Return the count of lines that mention "median", with no other words.
═════ PROVIDED DATA
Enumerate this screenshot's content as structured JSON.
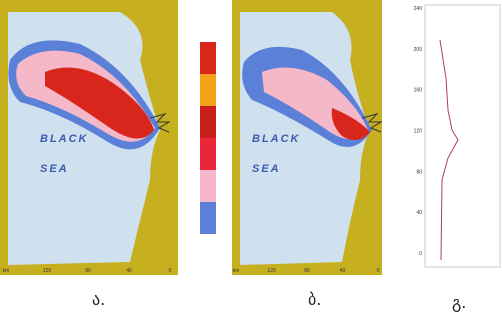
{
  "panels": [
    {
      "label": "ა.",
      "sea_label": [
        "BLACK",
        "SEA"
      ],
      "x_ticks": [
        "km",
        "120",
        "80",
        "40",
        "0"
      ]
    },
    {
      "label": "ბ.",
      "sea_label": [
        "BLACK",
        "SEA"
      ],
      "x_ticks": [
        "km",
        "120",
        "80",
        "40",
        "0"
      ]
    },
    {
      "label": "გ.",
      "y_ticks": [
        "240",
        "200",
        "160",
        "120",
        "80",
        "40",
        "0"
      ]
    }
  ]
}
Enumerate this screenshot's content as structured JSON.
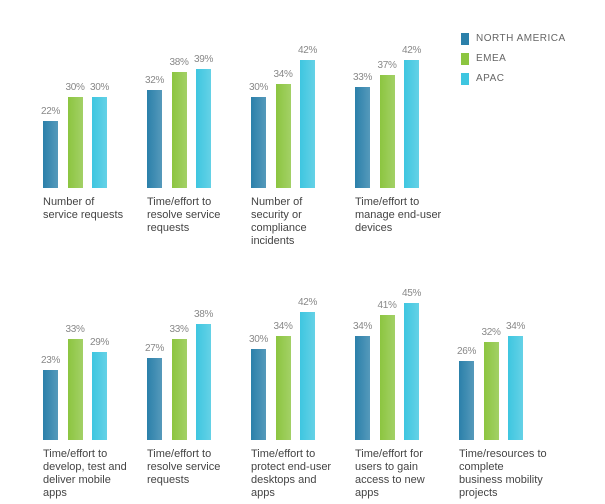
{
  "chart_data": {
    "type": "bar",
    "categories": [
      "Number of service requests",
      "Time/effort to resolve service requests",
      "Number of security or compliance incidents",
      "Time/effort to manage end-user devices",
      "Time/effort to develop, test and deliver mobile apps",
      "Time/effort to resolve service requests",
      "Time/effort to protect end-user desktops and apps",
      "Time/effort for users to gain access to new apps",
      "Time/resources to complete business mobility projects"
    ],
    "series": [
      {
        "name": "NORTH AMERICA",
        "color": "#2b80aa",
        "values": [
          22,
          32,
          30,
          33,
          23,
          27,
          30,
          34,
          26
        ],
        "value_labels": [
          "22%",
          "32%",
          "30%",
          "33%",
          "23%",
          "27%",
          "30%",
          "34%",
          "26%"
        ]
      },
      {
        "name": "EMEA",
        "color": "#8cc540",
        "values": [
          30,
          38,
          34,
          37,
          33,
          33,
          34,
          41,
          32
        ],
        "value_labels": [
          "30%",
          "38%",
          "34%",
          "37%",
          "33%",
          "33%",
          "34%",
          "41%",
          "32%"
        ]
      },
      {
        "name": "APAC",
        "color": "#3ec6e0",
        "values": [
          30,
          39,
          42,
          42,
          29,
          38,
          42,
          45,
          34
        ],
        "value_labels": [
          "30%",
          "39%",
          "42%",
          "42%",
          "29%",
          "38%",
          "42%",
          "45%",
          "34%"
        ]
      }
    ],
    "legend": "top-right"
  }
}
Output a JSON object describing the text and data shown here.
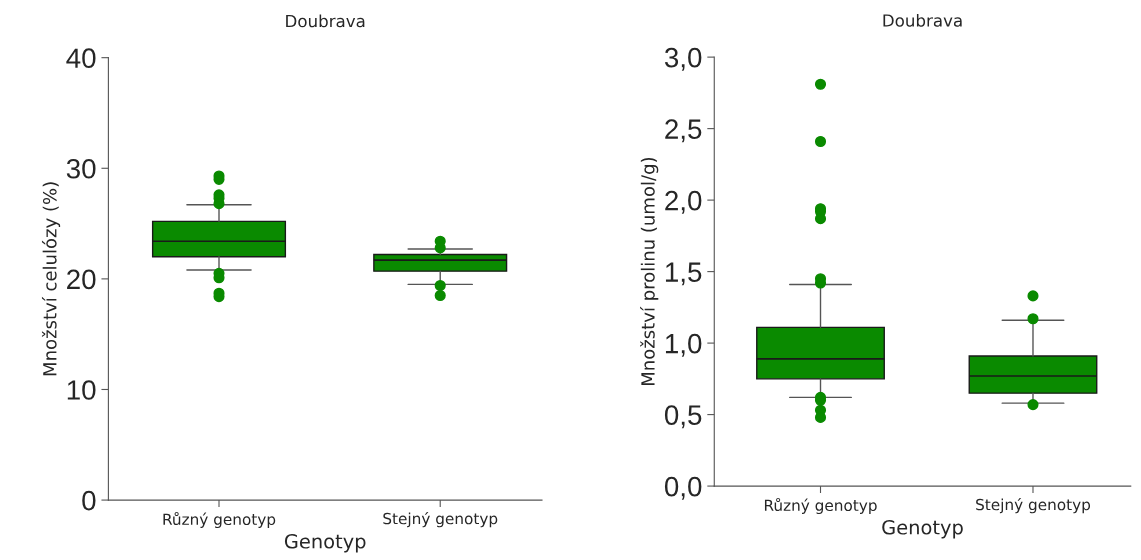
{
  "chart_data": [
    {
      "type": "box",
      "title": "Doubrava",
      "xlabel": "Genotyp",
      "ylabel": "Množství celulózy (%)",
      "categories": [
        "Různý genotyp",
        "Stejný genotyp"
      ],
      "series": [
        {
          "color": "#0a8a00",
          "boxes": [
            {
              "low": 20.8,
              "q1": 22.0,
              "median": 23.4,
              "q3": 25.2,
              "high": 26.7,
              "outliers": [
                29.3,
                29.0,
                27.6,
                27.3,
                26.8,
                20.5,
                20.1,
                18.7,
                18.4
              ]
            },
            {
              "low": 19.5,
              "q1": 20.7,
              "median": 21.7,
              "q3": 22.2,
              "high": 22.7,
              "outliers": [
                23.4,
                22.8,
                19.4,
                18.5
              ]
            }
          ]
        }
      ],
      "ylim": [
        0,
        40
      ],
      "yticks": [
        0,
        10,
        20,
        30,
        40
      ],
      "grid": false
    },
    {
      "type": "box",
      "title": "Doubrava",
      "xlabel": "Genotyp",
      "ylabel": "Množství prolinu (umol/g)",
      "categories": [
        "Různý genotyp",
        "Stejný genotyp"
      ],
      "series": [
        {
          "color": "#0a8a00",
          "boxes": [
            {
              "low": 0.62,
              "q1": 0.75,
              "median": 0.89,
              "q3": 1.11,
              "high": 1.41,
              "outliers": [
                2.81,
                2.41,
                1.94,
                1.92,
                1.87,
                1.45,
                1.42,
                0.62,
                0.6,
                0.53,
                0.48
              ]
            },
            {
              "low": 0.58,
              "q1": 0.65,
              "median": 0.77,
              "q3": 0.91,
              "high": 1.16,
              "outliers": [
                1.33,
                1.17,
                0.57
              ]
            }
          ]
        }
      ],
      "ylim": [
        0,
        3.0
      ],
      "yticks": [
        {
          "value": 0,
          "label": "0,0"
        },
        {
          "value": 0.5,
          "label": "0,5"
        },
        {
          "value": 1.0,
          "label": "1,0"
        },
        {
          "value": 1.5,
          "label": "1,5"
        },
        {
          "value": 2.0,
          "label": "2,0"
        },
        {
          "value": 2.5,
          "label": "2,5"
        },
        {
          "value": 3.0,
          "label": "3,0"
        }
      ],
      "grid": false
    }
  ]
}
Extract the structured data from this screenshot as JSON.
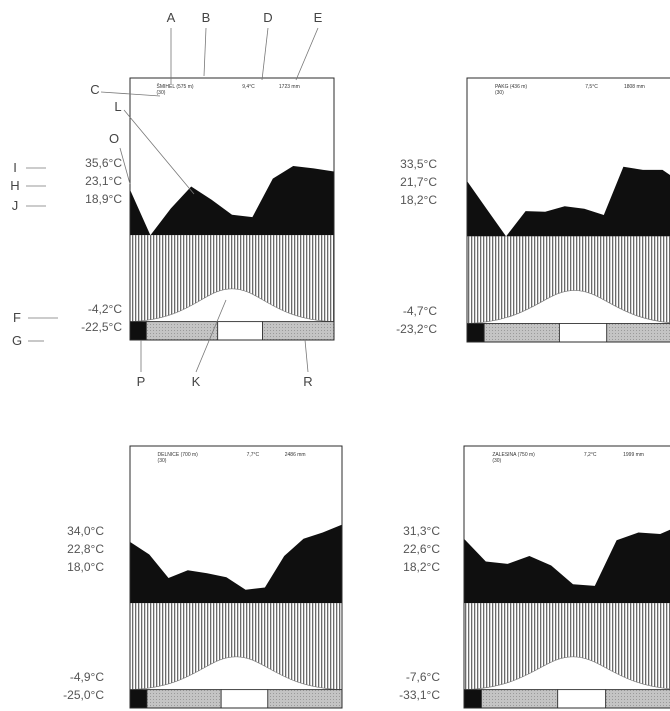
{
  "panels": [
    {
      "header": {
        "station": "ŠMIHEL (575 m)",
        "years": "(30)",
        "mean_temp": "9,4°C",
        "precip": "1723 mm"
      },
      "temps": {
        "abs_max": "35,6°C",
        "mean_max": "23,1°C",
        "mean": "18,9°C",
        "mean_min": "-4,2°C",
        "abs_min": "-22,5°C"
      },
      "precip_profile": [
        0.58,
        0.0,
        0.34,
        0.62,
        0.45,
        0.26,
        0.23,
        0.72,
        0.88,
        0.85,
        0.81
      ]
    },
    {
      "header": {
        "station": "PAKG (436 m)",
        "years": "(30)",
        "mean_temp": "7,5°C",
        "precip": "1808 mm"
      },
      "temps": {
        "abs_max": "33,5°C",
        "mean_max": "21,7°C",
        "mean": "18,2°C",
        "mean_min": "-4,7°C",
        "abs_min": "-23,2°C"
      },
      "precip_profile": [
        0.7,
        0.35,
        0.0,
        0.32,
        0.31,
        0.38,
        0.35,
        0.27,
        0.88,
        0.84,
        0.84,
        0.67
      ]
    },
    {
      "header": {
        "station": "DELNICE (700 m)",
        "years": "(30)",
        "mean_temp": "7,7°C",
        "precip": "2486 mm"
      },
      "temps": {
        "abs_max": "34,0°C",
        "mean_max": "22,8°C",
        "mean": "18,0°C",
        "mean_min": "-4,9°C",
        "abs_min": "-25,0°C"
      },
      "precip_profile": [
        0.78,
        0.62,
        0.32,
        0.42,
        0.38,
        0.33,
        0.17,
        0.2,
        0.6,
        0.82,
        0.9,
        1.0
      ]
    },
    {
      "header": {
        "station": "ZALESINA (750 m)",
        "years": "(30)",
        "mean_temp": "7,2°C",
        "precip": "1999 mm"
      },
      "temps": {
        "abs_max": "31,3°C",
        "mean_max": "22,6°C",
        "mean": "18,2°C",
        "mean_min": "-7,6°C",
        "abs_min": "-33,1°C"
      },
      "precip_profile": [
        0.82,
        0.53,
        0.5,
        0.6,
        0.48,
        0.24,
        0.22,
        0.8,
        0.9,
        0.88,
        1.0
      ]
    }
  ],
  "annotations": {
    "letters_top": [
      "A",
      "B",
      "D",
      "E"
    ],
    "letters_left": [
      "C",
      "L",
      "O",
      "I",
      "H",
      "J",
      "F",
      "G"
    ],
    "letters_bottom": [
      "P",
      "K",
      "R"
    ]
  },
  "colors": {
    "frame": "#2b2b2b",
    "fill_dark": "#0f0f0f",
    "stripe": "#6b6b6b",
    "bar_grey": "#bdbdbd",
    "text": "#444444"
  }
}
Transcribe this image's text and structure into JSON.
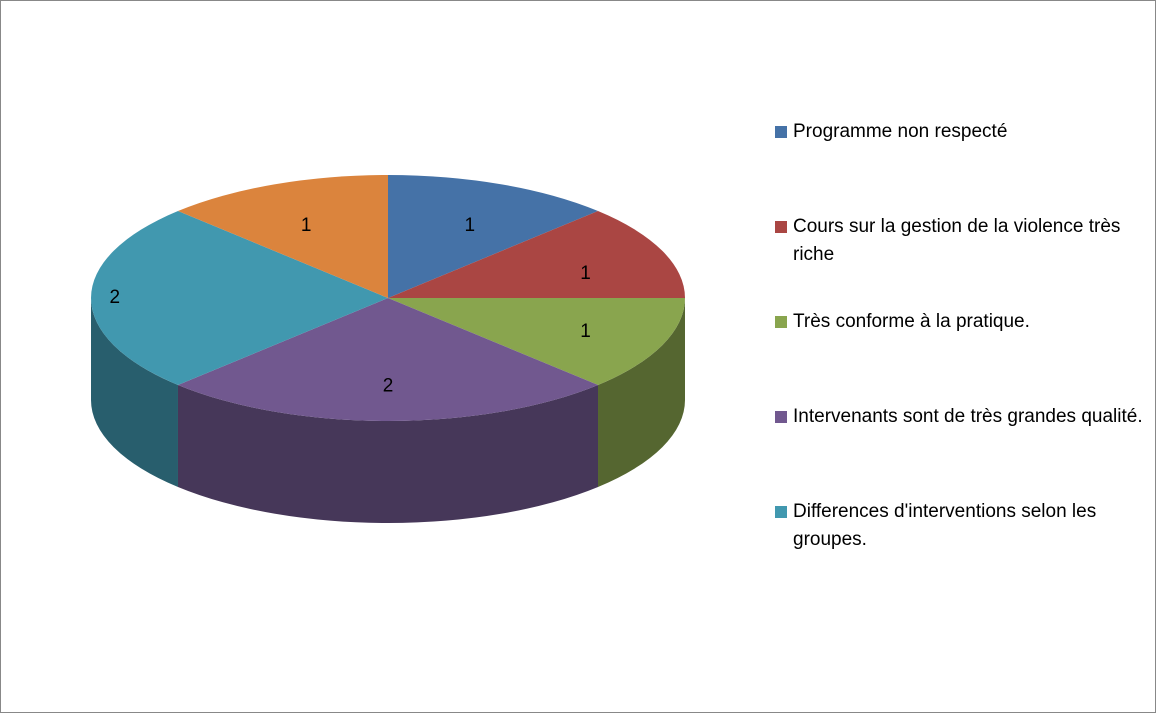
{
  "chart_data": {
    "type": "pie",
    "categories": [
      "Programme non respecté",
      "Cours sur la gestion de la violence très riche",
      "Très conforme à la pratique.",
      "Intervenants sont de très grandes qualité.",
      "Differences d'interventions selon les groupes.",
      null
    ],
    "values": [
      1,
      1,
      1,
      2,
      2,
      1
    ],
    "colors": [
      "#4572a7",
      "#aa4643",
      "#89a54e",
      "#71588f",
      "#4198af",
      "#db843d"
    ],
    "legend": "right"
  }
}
══════════
### FINISHED EXERCISE
4